Reescribe el texto sobre el caracol Sísifo, todo desde "Hoy estamos confinados." hasta "una ficción hermética.", y reemplaza "gaviotas" por "garzas".

───── EXTRACTO DEL DOCUMENTO

Medía siete milímetros cuando lo encontramos. A Sísifo.
Estaba entre las hojas de espinaca que e. lavaba bajo el agua fría del grifo,
un punto negro que apenas se diferenciaba de la tierra oscura en las hojas. Lo
cogí y miré de cerca la espiral de su concha, el camino de una galaxia frágil y
pequeña en su caparazón. Se pegó
a la yema de mi dedo índice. Y ahí, en ese
gesto, me sentí un dios extraño capaz de decidir el destino de una criatura
microscópica, de elegir entre la vida y la muerte. Elegí, creo, vida. Construí
un primer hábitat en una maceta con tierra negra, unas hojas de espinaca, unas
conchas vacías a modo de cuencos de agua, un par de piedras y una minúscula
rama como montes y árboles por escalar. Cerré ese mundo artificial con un cielo
de plástico. Cada día abría ese cielo transparente y observaba la criatura de
siete milímetros replegada dentro de sí, dejaba caer unas gotas de agua a
través de mis dedos a modo de lluvia sobre su caparazón y esperaba. Sísifo se
desplegaba manso y yo perdía la noción del tiempo siguiendo su lentitud al
desplazarse por la tierra. Si llegaba al borde de la maceta, si hacía el gesto
de salirse de ese paraíso artificial que yo creé, lo cogía con delicadeza por
el caparazón y lo devolvía a una de las piedras. Su carga, la cumbre, volver al
inicio. De ahí Sísifo.
De niño hacía carreras con los caracoles que atrapaba en el
garaje de mi tío —mi
tío tenía una mesa de carpintero donde arreglar angazos y horcas y afilar las
cuchillas de las hoces en una rueda esmeril de la que saltaban estrellas
fugaces. En aquel garaje, además de los caracoles, estaba el vuelo de las
golondrinas a ras del techo—.
Ponía a los caracoles en línea y observaba sus movimientos sobre la pared. No
importaba el tiempo. Como hoy, cuando Sísifo en mi brazo o en el dorso de mi
mano y no hay tiempo mientras observo la espiral en su caparazón creciente. Me
pregunto si será consciente de mi existencia o seré tan grande en comparación
con su diminuto cuerpo que no puede verme. Es cuestión de escalas, pienso. Todos
los mundos dentro de éste que nos son invisibles. Por demasiado pequeños. Por
gigantes.
Hoy estamos confinados. Sísifo y yo. Él en su maceta bajo un
cielo de plástico. Yo entre sombras sobre paredes blancas. El mundo, ahí fuera,
sigue su curso. La hierba crece sin nadie que la siegue, cercando bancos y
parques de juego, las hojas brotan de los árboles invernales y la ladera del
monte pasa del gris y el vacío al verde y los huecos colmados —y el vuelo de los patos
a dos metros de la acera y los gritos de las gaviotas cuando se refugian en el
río de las tormentas en la costa y el titilar de luciérnaga en las primeras
horas de la noche. El mundo, aquí dentro, una ficción hermética.
Leo.

──────────
───── DATOS

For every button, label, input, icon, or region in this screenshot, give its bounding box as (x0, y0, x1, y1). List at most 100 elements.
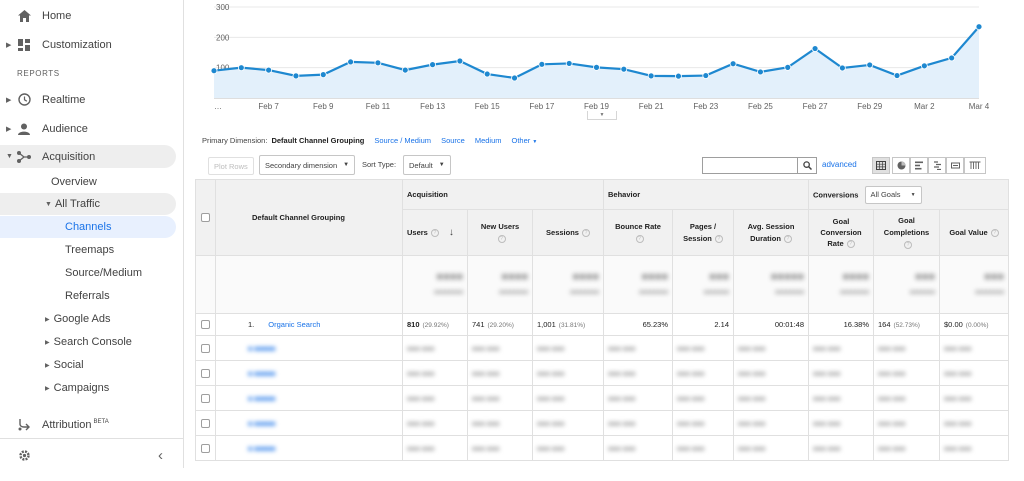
sidebar-item-source-medium[interactable]: Source/Medium (0, 262, 176, 284)
redacted-cell: ■■■ ■■■ (672, 410, 735, 436)
redacted-cell: ■■■ ■■■ (402, 385, 468, 411)
col-new-users[interactable]: New Users? (467, 209, 533, 256)
redacted-cell: ■■■ ■■■ (808, 435, 875, 461)
chart-data-point (265, 66, 273, 74)
totals-cell: ■■■ ■■■■■■■ (873, 255, 941, 314)
view-table-button[interactable] (872, 157, 890, 174)
redacted-cell: ■■■ ■■■ (873, 335, 941, 361)
sidebar-item-audience[interactable]: ▶ Audience (0, 117, 184, 140)
sidebar-item-channels[interactable]: Channels (0, 216, 176, 238)
caret-down-icon: ▼ (45, 200, 52, 208)
row-checkbox[interactable] (201, 443, 210, 453)
sidebar-item-social[interactable]: ▶ Social (0, 354, 176, 376)
attribution-icon (17, 418, 31, 432)
sidebar-item-search-console[interactable]: ▶ Search Console (0, 331, 176, 353)
col-goal-value[interactable]: Goal Value? (939, 209, 1010, 256)
totals-cell: ■■■■ ■■■■■■■■ (467, 255, 533, 314)
chart-data-point (429, 61, 436, 69)
sidebar-item-acquisition[interactable]: ▼ Acquisition (0, 145, 176, 168)
chart-data-point (347, 58, 355, 66)
reports-header: REPORTS (17, 69, 60, 78)
chart-x-tick-label: Feb 19 (584, 102, 609, 111)
row-checkbox[interactable] (201, 320, 210, 330)
sidebar-item-realtime[interactable]: ▶ Realtime (0, 88, 184, 111)
row-checkbox[interactable] (201, 393, 210, 403)
plot-rows-button[interactable]: Plot Rows (208, 157, 254, 175)
chart-data-point (483, 70, 491, 78)
view-term-cloud-button[interactable] (946, 157, 964, 174)
channel-cell: ■ ■■■■■ (215, 335, 403, 361)
table-view-icon (876, 161, 886, 170)
chart-data-point (757, 68, 764, 76)
dimension-source-medium[interactable]: Source / Medium (374, 136, 432, 145)
search-button[interactable] (798, 157, 817, 174)
gear-icon[interactable] (17, 449, 31, 463)
chevron-down-icon: ▼ (599, 112, 605, 118)
sidebar-item-home[interactable]: Home (0, 4, 184, 27)
redacted-text: ■■■ ■■■ (608, 370, 636, 378)
pages-session-cell: 2.14 (672, 313, 735, 336)
redacted-text: ■■■ ■■■ (608, 420, 636, 428)
col-goal-conversion-rate[interactable]: Goal Conversion Rate? (808, 209, 875, 256)
dimension-source[interactable]: Source (441, 136, 465, 145)
row-checkbox[interactable] (201, 418, 210, 428)
row-checkbox-cell (195, 335, 216, 361)
chart-data-point (210, 67, 218, 75)
redacted-cell: ■■■ ■■■ (402, 435, 468, 461)
select-all-checkbox[interactable] (201, 213, 210, 223)
sidebar-item-campaigns[interactable]: ▶ Campaigns (0, 377, 176, 399)
view-comparison-button[interactable] (928, 157, 946, 174)
chevron-down-icon: ▼ (910, 191, 916, 198)
redacted-text: ■■■ ■■■ (878, 420, 906, 428)
channel-link[interactable]: Organic Search (268, 320, 321, 329)
redacted-cell: ■■■ ■■■ (939, 435, 1010, 461)
view-performance-button[interactable] (910, 157, 928, 174)
secondary-dimension-select[interactable]: Secondary dimension ▼ (259, 155, 356, 175)
table-search-input[interactable] (702, 157, 798, 174)
sidebar: Home ▶ Customization REPORTS ▶ Realtime … (0, 0, 184, 468)
dimension-medium[interactable]: Medium (474, 136, 502, 145)
col-goal-completions[interactable]: Goal Completions? (873, 209, 941, 256)
col-sessions[interactable]: Sessions? (531, 209, 605, 256)
sidebar-item-overview[interactable]: Overview (0, 171, 176, 193)
channel-cell: ■ ■■■■■ (215, 435, 403, 461)
sidebar-item-all-traffic[interactable]: ▼ All Traffic (0, 193, 176, 215)
sidebar-item-treemaps[interactable]: Treemaps (0, 239, 176, 261)
col-avg-session-duration[interactable]: Avg. Session Duration? (733, 209, 810, 256)
sort-type-select[interactable]: Default ▼ (403, 155, 451, 175)
redacted-text: ■■■ ■■■ (813, 420, 841, 428)
redacted-text: ■■■ ■■■ (472, 395, 500, 403)
collapse-sidebar-icon[interactable]: ‹ (158, 447, 163, 464)
sidebar-item-referrals[interactable]: Referrals (0, 285, 176, 307)
table-row[interactable]: ■ ■■■■■ ■■■ ■■■ ■■■ ■■■ ■■■ ■■■ ■■■ ■■■ ■■■ ■… (195, 410, 1010, 436)
sort-type-label: Sort Type: (362, 160, 397, 169)
sidebar-item-attribution[interactable]: Attribution BETA (0, 413, 184, 436)
col-default-channel-grouping[interactable]: Default Channel Grouping (215, 179, 403, 256)
col-pages-session[interactable]: Pages / Session? (672, 209, 735, 256)
col-bounce-rate[interactable]: Bounce Rate? (603, 209, 674, 256)
table-row[interactable]: ■ ■■■■■ ■■■ ■■■ ■■■ ■■■ ■■■ ■■■ ■■■ ■■■ ■■■ ■… (195, 335, 1010, 361)
sidebar-item-customization[interactable]: ▶ Customization (0, 33, 184, 56)
redacted-text: ■ ■■■■■ (248, 420, 276, 428)
redacted-text: ■■■ ■■■ (944, 445, 972, 453)
chart-data-point (456, 57, 464, 65)
group-conversions: Conversions All Goals ▼ (808, 179, 1010, 210)
sidebar-item-google-ads[interactable]: ▶ Google Ads (0, 308, 176, 330)
dimension-other[interactable]: Other ▼ (511, 136, 538, 145)
row-checkbox[interactable] (201, 368, 210, 378)
view-pivot-button[interactable] (964, 157, 986, 174)
advanced-filter-link[interactable]: advanced (822, 160, 857, 169)
view-pie-button[interactable] (892, 157, 910, 174)
row-checkbox[interactable] (201, 343, 210, 353)
chart-x-tick-label: Feb 17 (529, 102, 554, 111)
chart-collapse-handle[interactable]: ▼ (587, 111, 617, 120)
table-row[interactable]: 1. Organic Search 810 (29.92%) 741 (29.20%)… (195, 313, 1010, 336)
goal-select[interactable]: All Goals ▼ (864, 185, 922, 204)
channel-cell: ■ ■■■■■ (215, 385, 403, 411)
table-row[interactable]: ■ ■■■■■ ■■■ ■■■ ■■■ ■■■ ■■■ ■■■ ■■■ ■■■ ■■■ ■… (195, 435, 1010, 461)
chart-data-point (729, 60, 737, 68)
table-row[interactable]: ■ ■■■■■ ■■■ ■■■ ■■■ ■■■ ■■■ ■■■ ■■■ ■■■ ■■■ ■… (195, 385, 1010, 411)
redacted-cell: ■■■ ■■■ (808, 410, 875, 436)
col-users[interactable]: Users? ↓ (402, 209, 468, 256)
table-row[interactable]: ■ ■■■■■ ■■■ ■■■ ■■■ ■■■ ■■■ ■■■ ■■■ ■■■ ■■■ ■… (195, 360, 1010, 386)
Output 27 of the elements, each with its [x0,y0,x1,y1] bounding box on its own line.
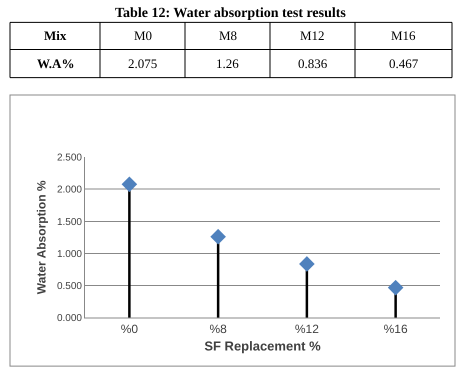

──────────

SOLUCIÓN.
Hoy estamos confinados. Sísifo y yo. Él en su maceta bajo un
cielo de plástico. Yo entre sombras sobre paredes blancas. El mundo, ahí fuera,
sigue su curso. La hierba crece sin nadie que la siegue, cercando bancos y
parques de juego, las hojas brotan de los árboles invernales y la ladera del
monte pasa del gris y el vacío al verde y los huecos colmados —y el vuelo de los patos
a dos metros de la acera y los gritos de las garzas cuando se refugian en el
río de las tormentas en la costa y el titilar de luciérnaga en las primeras
horas de la noche. El mundo, aquí dentro, una ficción hermética.